*PROBLEM DESCRIPTION:*
All of the data below should be written out exactly.

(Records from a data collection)
================================
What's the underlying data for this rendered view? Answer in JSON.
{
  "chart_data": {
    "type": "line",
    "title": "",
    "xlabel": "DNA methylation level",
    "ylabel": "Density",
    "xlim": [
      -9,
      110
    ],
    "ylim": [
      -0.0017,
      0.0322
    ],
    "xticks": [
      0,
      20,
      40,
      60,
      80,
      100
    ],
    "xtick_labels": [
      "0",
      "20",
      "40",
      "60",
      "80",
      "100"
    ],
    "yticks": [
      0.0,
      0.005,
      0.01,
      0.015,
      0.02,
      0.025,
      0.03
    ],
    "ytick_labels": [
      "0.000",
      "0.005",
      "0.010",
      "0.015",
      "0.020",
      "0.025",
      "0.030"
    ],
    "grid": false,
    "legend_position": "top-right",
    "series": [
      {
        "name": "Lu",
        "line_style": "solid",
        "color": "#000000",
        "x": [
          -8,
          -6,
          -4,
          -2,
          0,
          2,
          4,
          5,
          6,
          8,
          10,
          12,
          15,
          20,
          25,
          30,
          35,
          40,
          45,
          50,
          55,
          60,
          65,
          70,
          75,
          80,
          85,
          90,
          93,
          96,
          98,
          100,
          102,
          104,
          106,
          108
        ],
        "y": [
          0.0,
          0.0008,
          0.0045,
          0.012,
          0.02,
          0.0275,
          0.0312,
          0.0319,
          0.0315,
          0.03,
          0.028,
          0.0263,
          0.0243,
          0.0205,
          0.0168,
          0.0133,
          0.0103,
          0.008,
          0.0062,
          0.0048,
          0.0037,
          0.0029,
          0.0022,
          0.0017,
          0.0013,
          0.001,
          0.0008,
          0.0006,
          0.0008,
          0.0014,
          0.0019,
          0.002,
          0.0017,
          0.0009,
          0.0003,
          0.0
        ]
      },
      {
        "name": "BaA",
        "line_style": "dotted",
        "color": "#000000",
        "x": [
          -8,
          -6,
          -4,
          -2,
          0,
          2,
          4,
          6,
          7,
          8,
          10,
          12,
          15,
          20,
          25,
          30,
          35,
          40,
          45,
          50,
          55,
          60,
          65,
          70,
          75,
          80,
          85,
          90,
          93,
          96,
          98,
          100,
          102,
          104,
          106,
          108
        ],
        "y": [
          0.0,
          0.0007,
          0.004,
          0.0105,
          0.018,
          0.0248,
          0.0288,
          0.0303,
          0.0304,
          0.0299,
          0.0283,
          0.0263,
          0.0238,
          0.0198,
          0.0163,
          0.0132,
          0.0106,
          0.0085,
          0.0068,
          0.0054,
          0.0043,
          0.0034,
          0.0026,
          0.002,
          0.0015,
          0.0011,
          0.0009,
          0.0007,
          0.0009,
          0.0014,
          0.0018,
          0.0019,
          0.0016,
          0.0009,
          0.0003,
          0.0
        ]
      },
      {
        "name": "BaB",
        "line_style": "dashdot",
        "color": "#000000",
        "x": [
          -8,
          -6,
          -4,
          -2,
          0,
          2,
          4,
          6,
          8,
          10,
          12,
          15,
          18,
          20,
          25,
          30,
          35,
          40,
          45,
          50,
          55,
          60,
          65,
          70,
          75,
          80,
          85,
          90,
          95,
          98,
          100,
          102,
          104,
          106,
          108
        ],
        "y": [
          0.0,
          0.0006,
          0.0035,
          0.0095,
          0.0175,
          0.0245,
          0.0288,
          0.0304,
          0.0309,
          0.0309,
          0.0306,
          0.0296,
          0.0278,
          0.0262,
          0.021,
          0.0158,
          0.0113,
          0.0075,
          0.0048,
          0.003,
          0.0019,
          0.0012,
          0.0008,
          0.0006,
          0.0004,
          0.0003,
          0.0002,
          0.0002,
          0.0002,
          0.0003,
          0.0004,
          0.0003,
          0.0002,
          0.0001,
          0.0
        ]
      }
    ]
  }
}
================================
*EXPECTED ANSWER:*
What's the underlying data for this rendered view? Answer in JSON.
{
  "chart_data": {
    "type": "line",
    "title": "",
    "xlabel": "DNA methylation level",
    "ylabel": "Density",
    "xlim": [
      -9,
      110
    ],
    "ylim": [
      -0.0017,
      0.0322
    ],
    "xticks": [
      0,
      20,
      40,
      60,
      80,
      100
    ],
    "xtick_labels": [
      "0",
      "20",
      "40",
      "60",
      "80",
      "100"
    ],
    "yticks": [
      0.0,
      0.005,
      0.01,
      0.015,
      0.02,
      0.025,
      0.03
    ],
    "ytick_labels": [
      "0.000",
      "0.005",
      "0.010",
      "0.015",
      "0.020",
      "0.025",
      "0.030"
    ],
    "grid": false,
    "legend_position": "top-right",
    "series": [
      {
        "name": "Lu",
        "line_style": "solid",
        "color": "#000000",
        "x": [
          -8,
          -6,
          -4,
          -2,
          0,
          2,
          4,
          5,
          6,
          8,
          10,
          12,
          15,
          20,
          25,
          30,
          35,
          40,
          45,
          50,
          55,
          60,
          65,
          70,
          75,
          80,
          85,
          90,
          93,
          96,
          98,
          100,
          102,
          104,
          106,
          108
        ],
        "y": [
          0.0,
          0.0008,
          0.0045,
          0.012,
          0.02,
          0.0275,
          0.0312,
          0.0319,
          0.0315,
          0.03,
          0.028,
          0.0263,
          0.0243,
          0.0205,
          0.0168,
          0.0133,
          0.0103,
          0.008,
          0.0062,
          0.0048,
          0.0037,
          0.0029,
          0.0022,
          0.0017,
          0.0013,
          0.001,
          0.0008,
          0.0006,
          0.0008,
          0.0014,
          0.0019,
          0.002,
          0.0017,
          0.0009,
          0.0003,
          0.0
        ]
      },
      {
        "name": "BaA",
        "line_style": "dotted",
        "color": "#000000",
        "x": [
          -8,
          -6,
          -4,
          -2,
          0,
          2,
          4,
          6,
          7,
          8,
          10,
          12,
          15,
          20,
          25,
          30,
          35,
          40,
          45,
          50,
          55,
          60,
          65,
          70,
          75,
          80,
          85,
          90,
          93,
          96,
          98,
          100,
          102,
          104,
          106,
          108
        ],
        "y": [
          0.0,
          0.0007,
          0.004,
          0.0105,
          0.018,
          0.0248,
          0.0288,
          0.0303,
          0.0304,
          0.0299,
          0.0283,
          0.0263,
          0.0238,
          0.0198,
          0.0163,
          0.0132,
          0.0106,
          0.0085,
          0.0068,
          0.0054,
          0.0043,
          0.0034,
          0.0026,
          0.002,
          0.0015,
          0.0011,
          0.0009,
          0.0007,
          0.0009,
          0.0014,
          0.0018,
          0.0019,
          0.0016,
          0.0009,
          0.0003,
          0.0
        ]
      },
      {
        "name": "BaB",
        "line_style": "dashdot",
        "color": "#000000",
        "x": [
          -8,
          -6,
          -4,
          -2,
          0,
          2,
          4,
          6,
          8,
          10,
          12,
          15,
          18,
          20,
          25,
          30,
          35,
          40,
          45,
          50,
          55,
          60,
          65,
          70,
          75,
          80,
          85,
          90,
          95,
          98,
          100,
          102,
          104,
          106,
          108
        ],
        "y": [
          0.0,
          0.0006,
          0.0035,
          0.0095,
          0.0175,
          0.0245,
          0.0288,
          0.0304,
          0.0309,
          0.0309,
          0.0306,
          0.0296,
          0.0278,
          0.0262,
          0.021,
          0.0158,
          0.0113,
          0.0075,
          0.0048,
          0.003,
          0.0019,
          0.0012,
          0.0008,
          0.0006,
          0.0004,
          0.0003,
          0.0002,
          0.0002,
          0.0002,
          0.0003,
          0.0004,
          0.0003,
          0.0002,
          0.0001,
          0.0
        ]
      }
    ]
  }
}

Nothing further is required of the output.